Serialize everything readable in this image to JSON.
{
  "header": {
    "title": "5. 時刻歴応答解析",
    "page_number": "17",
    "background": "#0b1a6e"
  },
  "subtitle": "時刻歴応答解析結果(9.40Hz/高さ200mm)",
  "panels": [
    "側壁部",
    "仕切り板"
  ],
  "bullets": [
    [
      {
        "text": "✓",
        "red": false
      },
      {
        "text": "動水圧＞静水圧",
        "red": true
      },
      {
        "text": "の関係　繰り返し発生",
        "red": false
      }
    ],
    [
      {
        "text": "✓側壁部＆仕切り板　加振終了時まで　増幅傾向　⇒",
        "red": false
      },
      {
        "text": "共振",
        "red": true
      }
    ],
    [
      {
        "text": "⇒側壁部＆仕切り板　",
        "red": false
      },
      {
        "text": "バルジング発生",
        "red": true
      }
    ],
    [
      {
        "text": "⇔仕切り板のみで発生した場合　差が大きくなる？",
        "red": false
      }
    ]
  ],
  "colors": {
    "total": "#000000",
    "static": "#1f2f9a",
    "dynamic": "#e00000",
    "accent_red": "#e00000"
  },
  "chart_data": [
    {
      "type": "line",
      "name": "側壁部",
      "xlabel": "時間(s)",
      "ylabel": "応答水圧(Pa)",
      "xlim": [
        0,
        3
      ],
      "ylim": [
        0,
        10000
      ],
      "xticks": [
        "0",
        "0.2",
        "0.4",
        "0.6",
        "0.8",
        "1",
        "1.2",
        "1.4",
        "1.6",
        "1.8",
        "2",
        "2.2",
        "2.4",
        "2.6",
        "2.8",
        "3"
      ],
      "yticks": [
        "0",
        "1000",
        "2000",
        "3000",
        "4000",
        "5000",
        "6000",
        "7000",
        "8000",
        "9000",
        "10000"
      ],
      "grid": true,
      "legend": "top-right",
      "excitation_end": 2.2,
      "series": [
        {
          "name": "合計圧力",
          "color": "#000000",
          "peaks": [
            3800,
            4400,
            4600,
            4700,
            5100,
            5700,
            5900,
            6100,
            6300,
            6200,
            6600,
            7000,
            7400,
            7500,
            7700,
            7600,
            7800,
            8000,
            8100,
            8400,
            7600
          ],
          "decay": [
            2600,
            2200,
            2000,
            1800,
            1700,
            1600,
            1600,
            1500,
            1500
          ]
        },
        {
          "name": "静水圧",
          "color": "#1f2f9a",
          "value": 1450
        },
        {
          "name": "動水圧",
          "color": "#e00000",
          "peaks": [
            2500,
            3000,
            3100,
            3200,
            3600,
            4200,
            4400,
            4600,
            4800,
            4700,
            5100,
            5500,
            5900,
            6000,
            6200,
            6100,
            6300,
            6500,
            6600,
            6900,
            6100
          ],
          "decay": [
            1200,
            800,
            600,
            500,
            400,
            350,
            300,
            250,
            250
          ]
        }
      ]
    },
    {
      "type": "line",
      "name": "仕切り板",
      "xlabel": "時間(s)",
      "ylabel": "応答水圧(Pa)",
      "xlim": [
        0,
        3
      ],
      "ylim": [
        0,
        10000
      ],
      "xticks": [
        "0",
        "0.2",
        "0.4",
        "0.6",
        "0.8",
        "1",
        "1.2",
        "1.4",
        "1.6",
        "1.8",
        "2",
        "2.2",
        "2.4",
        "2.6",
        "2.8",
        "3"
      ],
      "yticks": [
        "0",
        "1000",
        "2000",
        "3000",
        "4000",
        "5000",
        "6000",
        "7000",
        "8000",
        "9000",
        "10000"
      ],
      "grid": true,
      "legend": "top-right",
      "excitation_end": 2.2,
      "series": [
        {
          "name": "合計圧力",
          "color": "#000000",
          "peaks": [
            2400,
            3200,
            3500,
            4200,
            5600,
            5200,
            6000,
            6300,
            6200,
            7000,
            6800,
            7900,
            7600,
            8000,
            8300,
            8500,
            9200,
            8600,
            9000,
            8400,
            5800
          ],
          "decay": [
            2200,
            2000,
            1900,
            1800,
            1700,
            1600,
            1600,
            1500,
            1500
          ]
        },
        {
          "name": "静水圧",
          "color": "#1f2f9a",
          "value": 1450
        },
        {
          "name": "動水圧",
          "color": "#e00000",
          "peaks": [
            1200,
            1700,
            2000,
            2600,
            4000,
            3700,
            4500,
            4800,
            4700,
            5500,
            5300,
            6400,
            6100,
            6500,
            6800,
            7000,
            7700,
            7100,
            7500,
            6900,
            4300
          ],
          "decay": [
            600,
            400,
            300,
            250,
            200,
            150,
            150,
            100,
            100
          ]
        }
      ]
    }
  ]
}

**TO BE DONE**
Output all preceding records character for character.

**RESULT BELOW**
Serialize everything readable in this image to JSON.
{
  "header": {
    "title": "5. 時刻歴応答解析",
    "page_number": "17",
    "background": "#0b1a6e"
  },
  "subtitle": "時刻歴応答解析結果(9.40Hz/高さ200mm)",
  "panels": [
    "側壁部",
    "仕切り板"
  ],
  "bullets": [
    [
      {
        "text": "✓",
        "red": false
      },
      {
        "text": "動水圧＞静水圧",
        "red": true
      },
      {
        "text": "の関係　繰り返し発生",
        "red": false
      }
    ],
    [
      {
        "text": "✓側壁部＆仕切り板　加振終了時まで　増幅傾向　⇒",
        "red": false
      },
      {
        "text": "共振",
        "red": true
      }
    ],
    [
      {
        "text": "⇒側壁部＆仕切り板　",
        "red": false
      },
      {
        "text": "バルジング発生",
        "red": true
      }
    ],
    [
      {
        "text": "⇔仕切り板のみで発生した場合　差が大きくなる？",
        "red": false
      }
    ]
  ],
  "colors": {
    "total": "#000000",
    "static": "#1f2f9a",
    "dynamic": "#e00000",
    "accent_red": "#e00000"
  },
  "chart_data": [
    {
      "type": "line",
      "name": "側壁部",
      "xlabel": "時間(s)",
      "ylabel": "応答水圧(Pa)",
      "xlim": [
        0,
        3
      ],
      "ylim": [
        0,
        10000
      ],
      "xticks": [
        "0",
        "0.2",
        "0.4",
        "0.6",
        "0.8",
        "1",
        "1.2",
        "1.4",
        "1.6",
        "1.8",
        "2",
        "2.2",
        "2.4",
        "2.6",
        "2.8",
        "3"
      ],
      "yticks": [
        "0",
        "1000",
        "2000",
        "3000",
        "4000",
        "5000",
        "6000",
        "7000",
        "8000",
        "9000",
        "10000"
      ],
      "grid": true,
      "legend": "top-right",
      "excitation_end": 2.2,
      "series": [
        {
          "name": "合計圧力",
          "color": "#000000",
          "peaks": [
            3800,
            4400,
            4600,
            4700,
            5100,
            5700,
            5900,
            6100,
            6300,
            6200,
            6600,
            7000,
            7400,
            7500,
            7700,
            7600,
            7800,
            8000,
            8100,
            8400,
            7600
          ],
          "decay": [
            2600,
            2200,
            2000,
            1800,
            1700,
            1600,
            1600,
            1500,
            1500
          ]
        },
        {
          "name": "静水圧",
          "color": "#1f2f9a",
          "value": 1450
        },
        {
          "name": "動水圧",
          "color": "#e00000",
          "peaks": [
            2500,
            3000,
            3100,
            3200,
            3600,
            4200,
            4400,
            4600,
            4800,
            4700,
            5100,
            5500,
            5900,
            6000,
            6200,
            6100,
            6300,
            6500,
            6600,
            6900,
            6100
          ],
          "decay": [
            1200,
            800,
            600,
            500,
            400,
            350,
            300,
            250,
            250
          ]
        }
      ]
    },
    {
      "type": "line",
      "name": "仕切り板",
      "xlabel": "時間(s)",
      "ylabel": "応答水圧(Pa)",
      "xlim": [
        0,
        3
      ],
      "ylim": [
        0,
        10000
      ],
      "xticks": [
        "0",
        "0.2",
        "0.4",
        "0.6",
        "0.8",
        "1",
        "1.2",
        "1.4",
        "1.6",
        "1.8",
        "2",
        "2.2",
        "2.4",
        "2.6",
        "2.8",
        "3"
      ],
      "yticks": [
        "0",
        "1000",
        "2000",
        "3000",
        "4000",
        "5000",
        "6000",
        "7000",
        "8000",
        "9000",
        "10000"
      ],
      "grid": true,
      "legend": "top-right",
      "excitation_end": 2.2,
      "series": [
        {
          "name": "合計圧力",
          "color": "#000000",
          "peaks": [
            2400,
            3200,
            3500,
            4200,
            5600,
            5200,
            6000,
            6300,
            6200,
            7000,
            6800,
            7900,
            7600,
            8000,
            8300,
            8500,
            9200,
            8600,
            9000,
            8400,
            5800
          ],
          "decay": [
            2200,
            2000,
            1900,
            1800,
            1700,
            1600,
            1600,
            1500,
            1500
          ]
        },
        {
          "name": "静水圧",
          "color": "#1f2f9a",
          "value": 1450
        },
        {
          "name": "動水圧",
          "color": "#e00000",
          "peaks": [
            1200,
            1700,
            2000,
            2600,
            4000,
            3700,
            4500,
            4800,
            4700,
            5500,
            5300,
            6400,
            6100,
            6500,
            6800,
            7000,
            7700,
            7100,
            7500,
            6900,
            4300
          ],
          "decay": [
            600,
            400,
            300,
            250,
            200,
            150,
            150,
            100,
            100
          ]
        }
      ]
    }
  ]
}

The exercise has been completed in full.